*Exercise aim*:
Each line should be copied exactly.

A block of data
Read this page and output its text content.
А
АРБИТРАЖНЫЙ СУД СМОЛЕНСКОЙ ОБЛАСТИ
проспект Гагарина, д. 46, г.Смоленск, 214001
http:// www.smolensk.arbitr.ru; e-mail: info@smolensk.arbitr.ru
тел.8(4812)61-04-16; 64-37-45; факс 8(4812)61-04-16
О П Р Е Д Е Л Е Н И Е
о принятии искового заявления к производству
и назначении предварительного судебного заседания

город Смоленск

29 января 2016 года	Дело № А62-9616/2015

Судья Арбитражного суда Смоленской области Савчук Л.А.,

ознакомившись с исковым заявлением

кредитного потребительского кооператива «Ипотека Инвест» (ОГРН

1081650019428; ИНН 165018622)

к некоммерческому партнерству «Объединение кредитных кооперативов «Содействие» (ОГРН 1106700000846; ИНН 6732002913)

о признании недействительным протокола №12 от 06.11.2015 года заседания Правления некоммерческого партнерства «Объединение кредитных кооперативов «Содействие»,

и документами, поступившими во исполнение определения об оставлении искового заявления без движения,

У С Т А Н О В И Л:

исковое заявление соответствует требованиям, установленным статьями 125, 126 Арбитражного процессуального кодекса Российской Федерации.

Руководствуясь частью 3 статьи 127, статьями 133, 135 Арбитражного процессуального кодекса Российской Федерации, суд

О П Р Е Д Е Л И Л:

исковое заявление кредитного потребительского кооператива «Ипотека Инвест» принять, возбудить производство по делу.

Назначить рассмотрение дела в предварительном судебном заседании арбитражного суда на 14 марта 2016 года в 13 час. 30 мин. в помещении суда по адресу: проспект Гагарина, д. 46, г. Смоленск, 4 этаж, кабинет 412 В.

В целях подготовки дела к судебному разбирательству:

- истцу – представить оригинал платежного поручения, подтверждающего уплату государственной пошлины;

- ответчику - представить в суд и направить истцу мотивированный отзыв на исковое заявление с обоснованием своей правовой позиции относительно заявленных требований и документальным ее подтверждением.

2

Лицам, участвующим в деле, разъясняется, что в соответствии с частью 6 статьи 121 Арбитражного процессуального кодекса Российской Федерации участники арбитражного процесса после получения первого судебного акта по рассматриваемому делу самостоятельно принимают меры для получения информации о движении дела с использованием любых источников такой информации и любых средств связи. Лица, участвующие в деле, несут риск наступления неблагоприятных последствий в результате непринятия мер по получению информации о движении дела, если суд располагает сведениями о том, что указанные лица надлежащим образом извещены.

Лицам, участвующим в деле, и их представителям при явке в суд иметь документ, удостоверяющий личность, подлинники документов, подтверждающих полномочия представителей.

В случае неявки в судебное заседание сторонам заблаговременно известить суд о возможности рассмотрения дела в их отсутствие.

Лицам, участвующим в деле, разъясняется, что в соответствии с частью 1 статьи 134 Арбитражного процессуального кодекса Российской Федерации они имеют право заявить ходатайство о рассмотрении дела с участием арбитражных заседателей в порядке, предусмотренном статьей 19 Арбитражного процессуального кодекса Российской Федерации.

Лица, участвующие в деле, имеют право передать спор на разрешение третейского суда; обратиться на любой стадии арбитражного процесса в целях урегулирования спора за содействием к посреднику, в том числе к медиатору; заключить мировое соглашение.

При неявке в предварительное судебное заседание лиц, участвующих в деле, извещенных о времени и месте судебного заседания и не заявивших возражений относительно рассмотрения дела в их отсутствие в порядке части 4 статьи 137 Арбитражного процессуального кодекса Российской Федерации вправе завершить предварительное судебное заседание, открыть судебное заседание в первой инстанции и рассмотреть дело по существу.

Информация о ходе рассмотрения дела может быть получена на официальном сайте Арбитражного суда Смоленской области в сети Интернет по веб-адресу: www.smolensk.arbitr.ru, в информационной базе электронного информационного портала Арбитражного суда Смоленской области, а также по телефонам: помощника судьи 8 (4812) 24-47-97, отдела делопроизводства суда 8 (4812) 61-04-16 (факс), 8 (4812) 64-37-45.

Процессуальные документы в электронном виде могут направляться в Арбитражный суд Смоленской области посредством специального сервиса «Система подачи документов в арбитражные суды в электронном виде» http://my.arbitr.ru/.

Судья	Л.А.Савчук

*Written reply*:
Read this page and output its text content.
А
АРБИТРАЖНЫЙ СУД СМОЛЕНСКОЙ ОБЛАСТИ
проспект Гагарина, д. 46, г.Смоленск, 214001
http:// www.smolensk.arbitr.ru; e-mail: info@smolensk.arbitr.ru
тел.8(4812)61-04-16; 64-37-45; факс 8(4812)61-04-16
О П Р Е Д Е Л Е Н И Е
о принятии искового заявления к производству
и назначении предварительного судебного заседания

город Смоленск

29 января 2016 года	Дело № А62-9616/2015

Судья Арбитражного суда Смоленской области Савчук Л.А.,

ознакомившись с исковым заявлением

кредитного потребительского кооператива «Ипотека Инвест» (ОГРН

1081650019428; ИНН 165018622)

к некоммерческому партнерству «Объединение кредитных кооперативов «Содействие» (ОГРН 1106700000846; ИНН 6732002913)

о признании недействительным протокола №12 от 06.11.2015 года заседания Правления некоммерческого партнерства «Объединение кредитных кооперативов «Содействие»,

и документами, поступившими во исполнение определения об оставлении искового заявления без движения,

У С Т А Н О В И Л:

исковое заявление соответствует требованиям, установленным статьями 125, 126 Арбитражного процессуального кодекса Российской Федерации.

Руководствуясь частью 3 статьи 127, статьями 133, 135 Арбитражного процессуального кодекса Российской Федерации, суд

О П Р Е Д Е Л И Л:

исковое заявление кредитного потребительского кооператива «Ипотека Инвест» принять, возбудить производство по делу.

Назначить рассмотрение дела в предварительном судебном заседании арбитражного суда на 14 марта 2016 года в 13 час. 30 мин. в помещении суда по адресу: проспект Гагарина, д. 46, г. Смоленск, 4 этаж, кабинет 412 В.

В целях подготовки дела к судебному разбирательству:

- истцу – представить оригинал платежного поручения, подтверждающего уплату государственной пошлины;

- ответчику - представить в суд и направить истцу мотивированный отзыв на исковое заявление с обоснованием своей правовой позиции относительно заявленных требований и документальным ее подтверждением.

2

Лицам, участвующим в деле, разъясняется, что в соответствии с частью 6 статьи 121 Арбитражного процессуального кодекса Российской Федерации участники арбитражного процесса после получения первого судебного акта по рассматриваемому делу самостоятельно принимают меры для получения информации о движении дела с использованием любых источников такой информации и любых средств связи. Лица, участвующие в деле, несут риск наступления неблагоприятных последствий в результате непринятия мер по получению информации о движении дела, если суд располагает сведениями о том, что указанные лица надлежащим образом извещены.

Лицам, участвующим в деле, и их представителям при явке в суд иметь документ, удостоверяющий личность, подлинники документов, подтверждающих полномочия представителей.

В случае неявки в судебное заседание сторонам заблаговременно известить суд о возможности рассмотрения дела в их отсутствие.

Лицам, участвующим в деле, разъясняется, что в соответствии с частью 1 статьи 134 Арбитражного процессуального кодекса Российской Федерации они имеют право заявить ходатайство о рассмотрении дела с участием арбитражных заседателей в порядке, предусмотренном статьей 19 Арбитражного процессуального кодекса Российской Федерации.

Лица, участвующие в деле, имеют право передать спор на разрешение третейского суда; обратиться на любой стадии арбитражного процесса в целях урегулирования спора за содействием к посреднику, в том числе к медиатору; заключить мировое соглашение.

При неявке в предварительное судебное заседание лиц, участвующих в деле, извещенных о времени и месте судебного заседания и не заявивших возражений относительно рассмотрения дела в их отсутствие в порядке части 4 статьи 137 Арбитражного процессуального кодекса Российской Федерации вправе завершить предварительное судебное заседание, открыть судебное заседание в первой инстанции и рассмотреть дело по существу.

Информация о ходе рассмотрения дела может быть получена на официальном сайте Арбитражного суда Смоленской области в сети Интернет по веб-адресу: www.smolensk.arbitr.ru, в информационной базе электронного информационного портала Арбитражного суда Смоленской области, а также по телефонам: помощника судьи 8 (4812) 24-47-97, отдела делопроизводства суда 8 (4812) 61-04-16 (факс), 8 (4812) 64-37-45.

Процессуальные документы в электронном виде могут направляться в Арбитражный суд Смоленской области посредством специального сервиса «Система подачи документов в арбитражные суды в электронном виде» http://my.arbitr.ru/.

Судья	Л.А.Савчук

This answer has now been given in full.